Stated task – Show all lines of the listing that hold the word "JSON".

[Records contained in a dataset]
# # # #

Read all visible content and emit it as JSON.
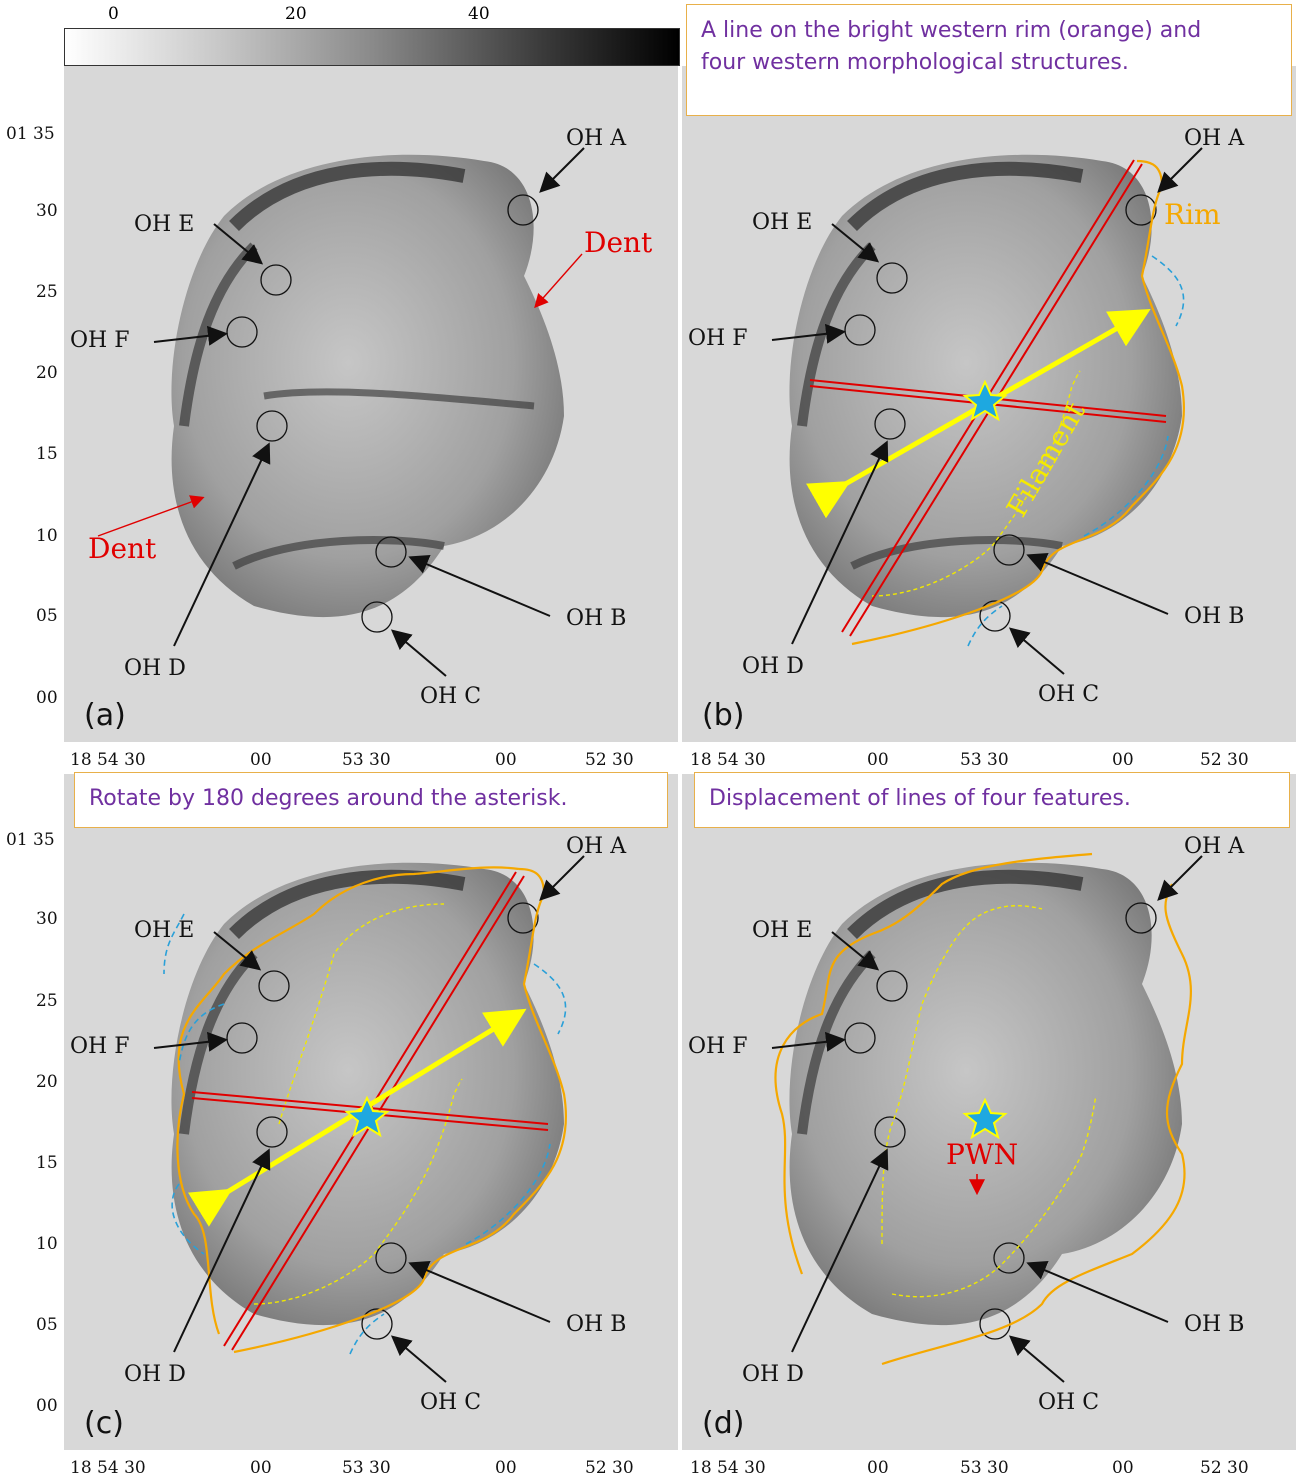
{
  "colorbar": {
    "ticks": [
      "0",
      "20",
      "40"
    ]
  },
  "y_ticks": [
    "01 35",
    "30",
    "25",
    "20",
    "15",
    "10",
    "05",
    "00"
  ],
  "x_ticks": [
    "18 54 30",
    "00",
    "53 30",
    "00",
    "52 30"
  ],
  "panels": {
    "a": {
      "label": "(a)",
      "dent_labels": [
        "Dent",
        "Dent"
      ]
    },
    "b": {
      "label": "(b)",
      "caption_line1": "A line on the bright western rim (orange) and",
      "caption_line2": "four western morphological structures.",
      "rim_label": "Rim",
      "filament_label": "Filament"
    },
    "c": {
      "label": "(c)",
      "caption": "Rotate by 180 degrees around the asterisk."
    },
    "d": {
      "label": "(d)",
      "caption": "Displacement of lines of four features.",
      "pwn_label": "PWN"
    }
  },
  "oh_labels": {
    "A": "OH A",
    "B": "OH B",
    "C": "OH C",
    "D": "OH D",
    "E": "OH E",
    "F": "OH F"
  },
  "colors": {
    "rim": "#f5a800",
    "filament": "#f0e800",
    "axis": "#e00000",
    "arrow": "#ffff00",
    "dashed": "#2aa0d8",
    "star": "#1ea8e0",
    "caption_text": "#7030a0"
  }
}
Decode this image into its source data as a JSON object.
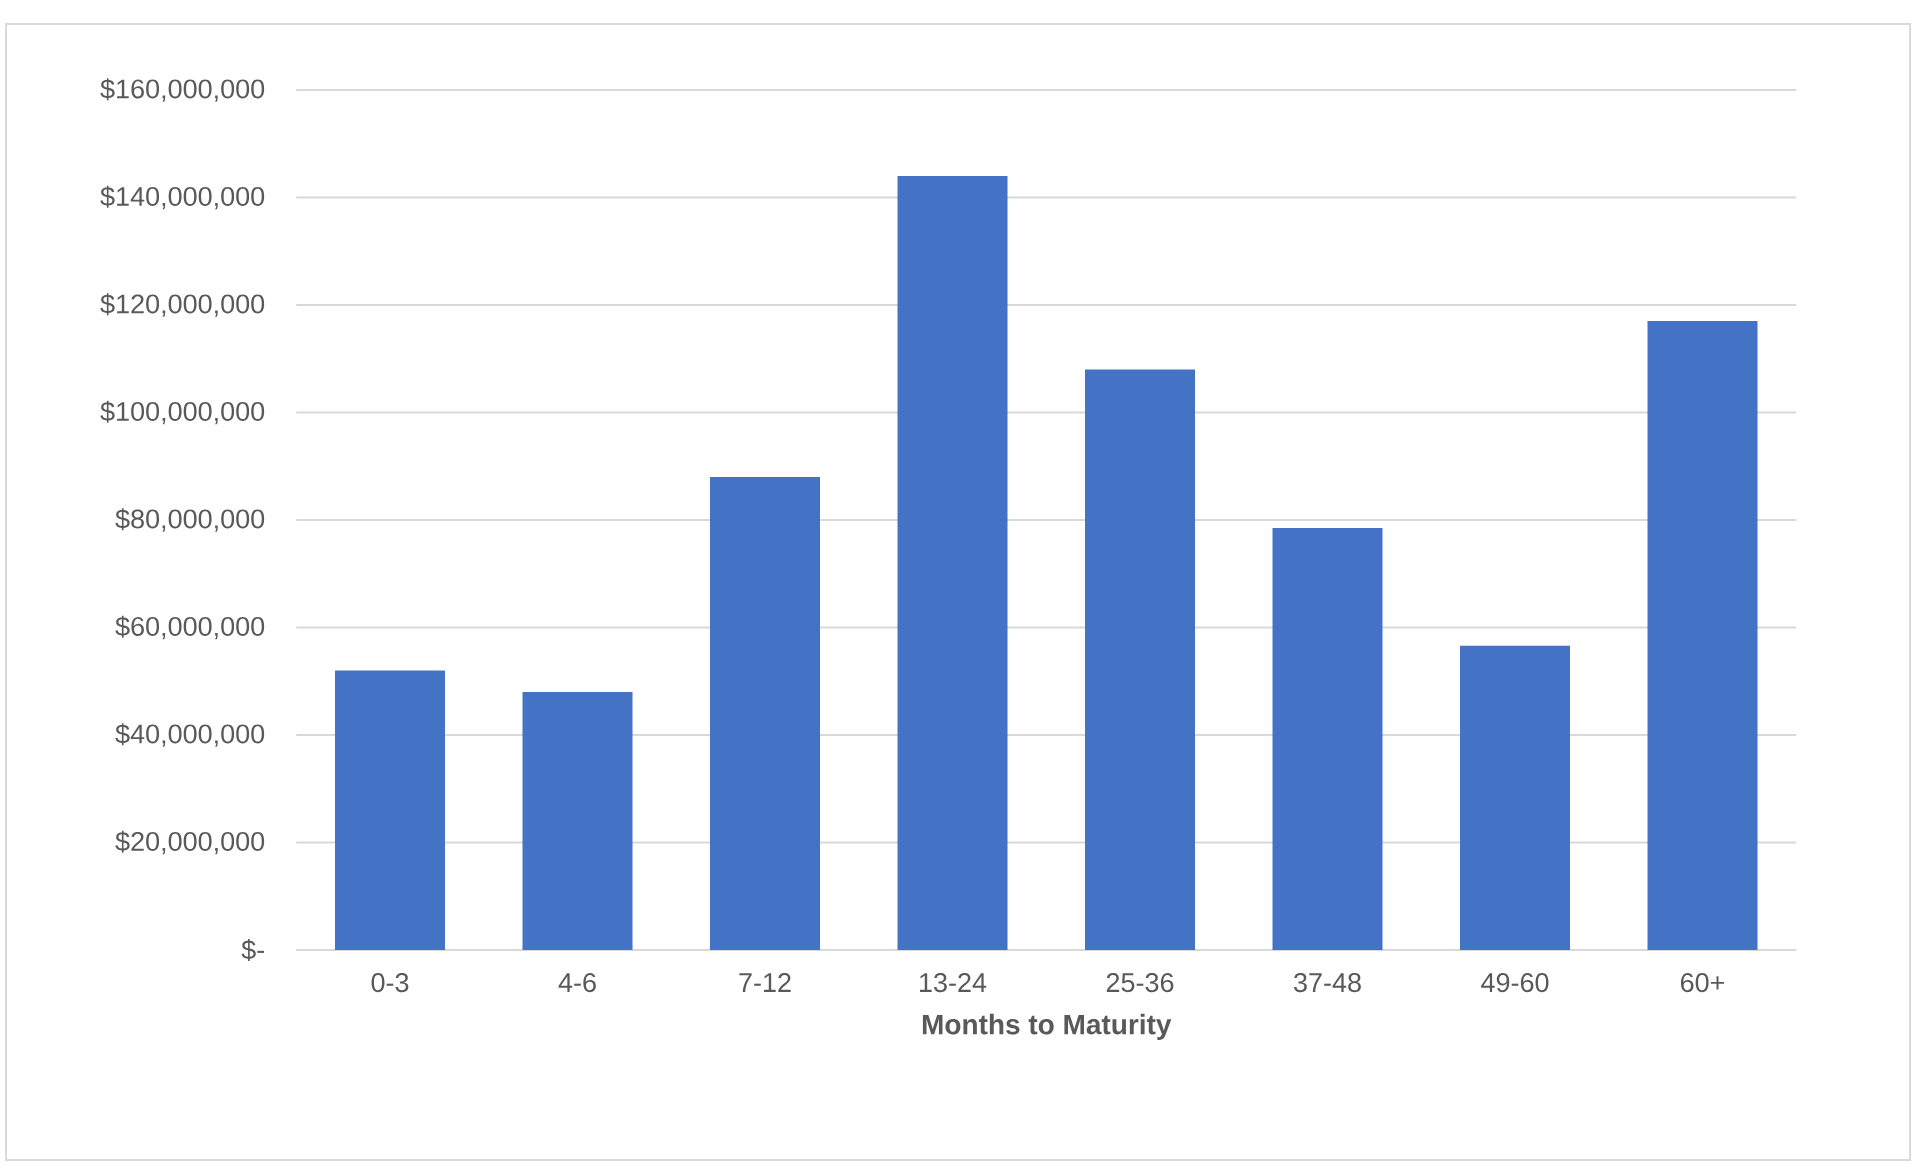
{
  "chart_data": {
    "type": "bar",
    "xlabel": "Months to Maturity",
    "categories": [
      "0-3",
      "4-6",
      "7-12",
      "13-24",
      "25-36",
      "37-48",
      "49-60",
      "60+"
    ],
    "values": [
      52000000,
      48000000,
      88000000,
      144000000,
      108000000,
      78500000,
      56600000,
      117000000
    ],
    "color": "#4472c4",
    "ylim": [
      0,
      160000000
    ],
    "yticks": [
      {
        "value": 0,
        "label": "$-"
      },
      {
        "value": 20000000,
        "label": "$20,000,000"
      },
      {
        "value": 40000000,
        "label": "$40,000,000"
      },
      {
        "value": 60000000,
        "label": "$60,000,000"
      },
      {
        "value": 80000000,
        "label": "$80,000,000"
      },
      {
        "value": 100000000,
        "label": "$100,000,000"
      },
      {
        "value": 120000000,
        "label": "$120,000,000"
      },
      {
        "value": 140000000,
        "label": "$140,000,000"
      },
      {
        "value": 160000000,
        "label": "$160,000,000"
      }
    ],
    "grid": "y"
  }
}
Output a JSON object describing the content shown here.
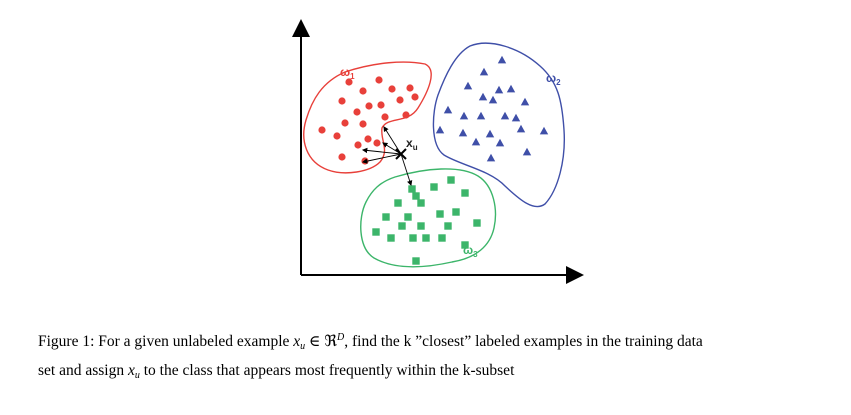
{
  "figure": {
    "clusters": [
      {
        "id": "omega1",
        "label_main": "ω",
        "label_sub": "1",
        "color": "#e8403a",
        "marker": "circle"
      },
      {
        "id": "omega2",
        "label_main": "ω",
        "label_sub": "2",
        "color": "#3f4fa8",
        "marker": "triangle"
      },
      {
        "id": "omega3",
        "label_main": "ω",
        "label_sub": "3",
        "color": "#3cb56a",
        "marker": "square"
      }
    ],
    "query": {
      "label_main": "x",
      "label_sub": "u",
      "color": "#222222"
    }
  },
  "caption": {
    "line1_prefix": "Figure 1: For a given unlabeled example ",
    "x": "x",
    "u": "u",
    "in_symbol": "∈",
    "reals": "ℜ",
    "dim": "D",
    "line1_suffix": ", find the k ”closest” labeled examples in the training data",
    "line2_prefix": "set and assign ",
    "line2_suffix": " to the class that appears most frequently within the k-subset"
  }
}
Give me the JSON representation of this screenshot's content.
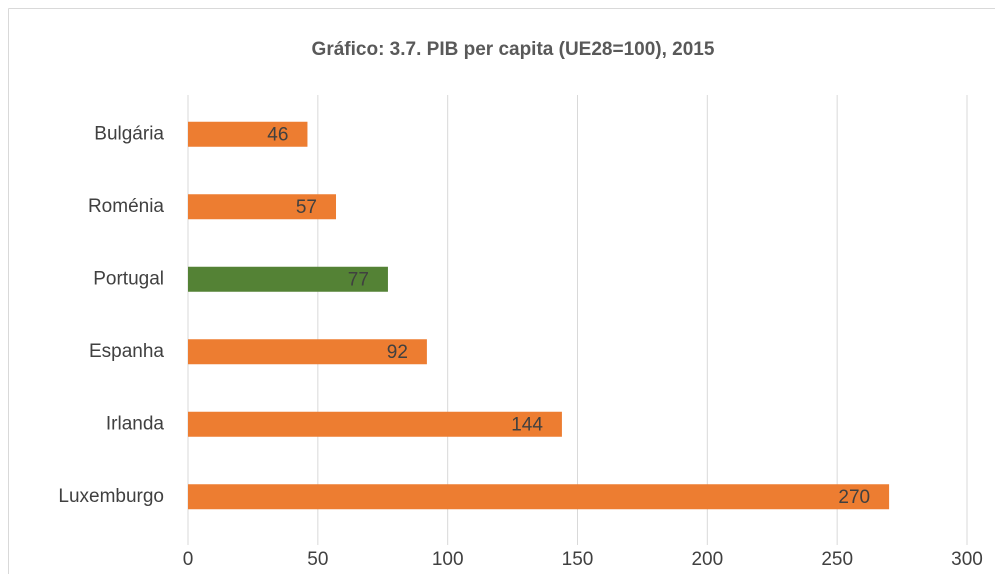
{
  "chart_data": {
    "type": "bar",
    "orientation": "horizontal",
    "title": "Gráfico: 3.7.  PIB  per capita  (UE28=100), 2015",
    "categories": [
      "Bulgária",
      "Roménia",
      "Portugal",
      "Espanha",
      "Irlanda",
      "Luxemburgo"
    ],
    "values": [
      46,
      57,
      77,
      92,
      144,
      270
    ],
    "colors": [
      "#ED7D31",
      "#ED7D31",
      "#548235",
      "#ED7D31",
      "#ED7D31",
      "#ED7D31"
    ],
    "xlim": [
      0,
      300
    ],
    "xticks": [
      0,
      50,
      100,
      150,
      200,
      250,
      300
    ],
    "grid": true
  }
}
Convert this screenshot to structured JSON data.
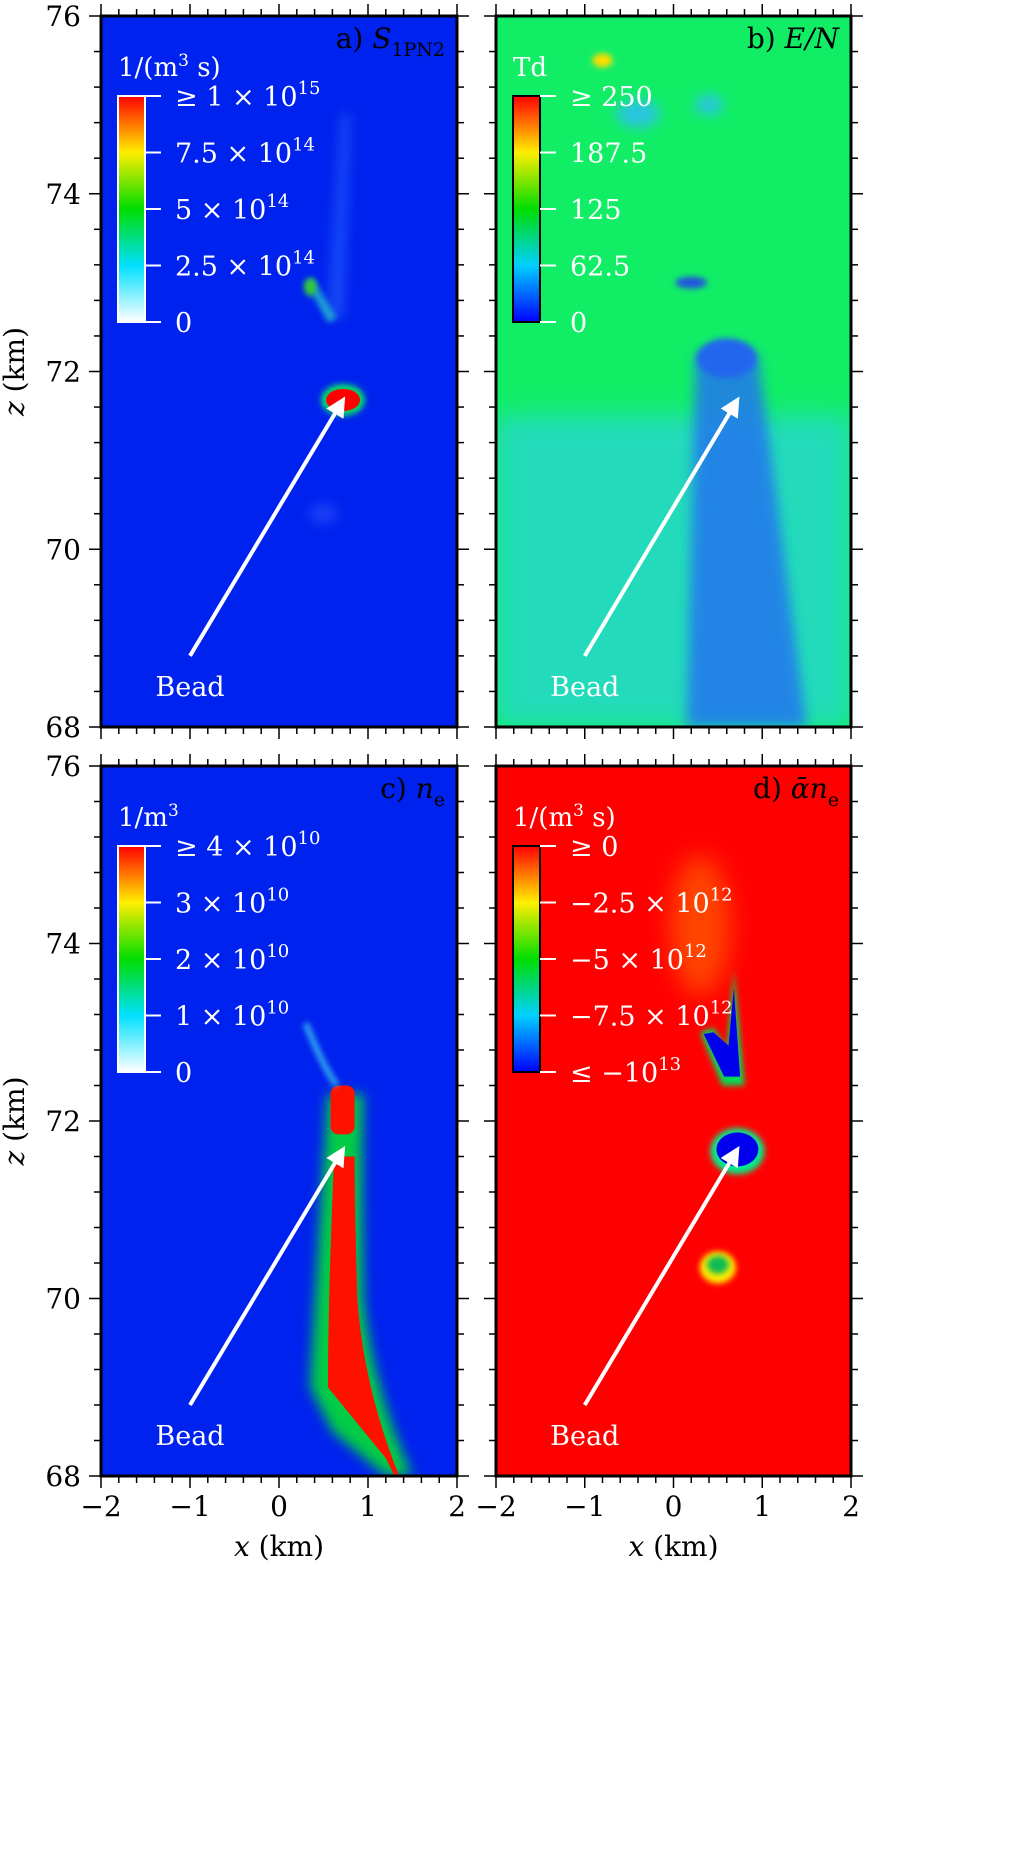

# # # #

Task solution –
Read all visible content and emit it as JSON.
Decode this image into its source data as a JSON object.
Output a JSON object describing the content shown here.
Give me the JSON representation of this screenshot's content.
Convert this screenshot to structured JSON data.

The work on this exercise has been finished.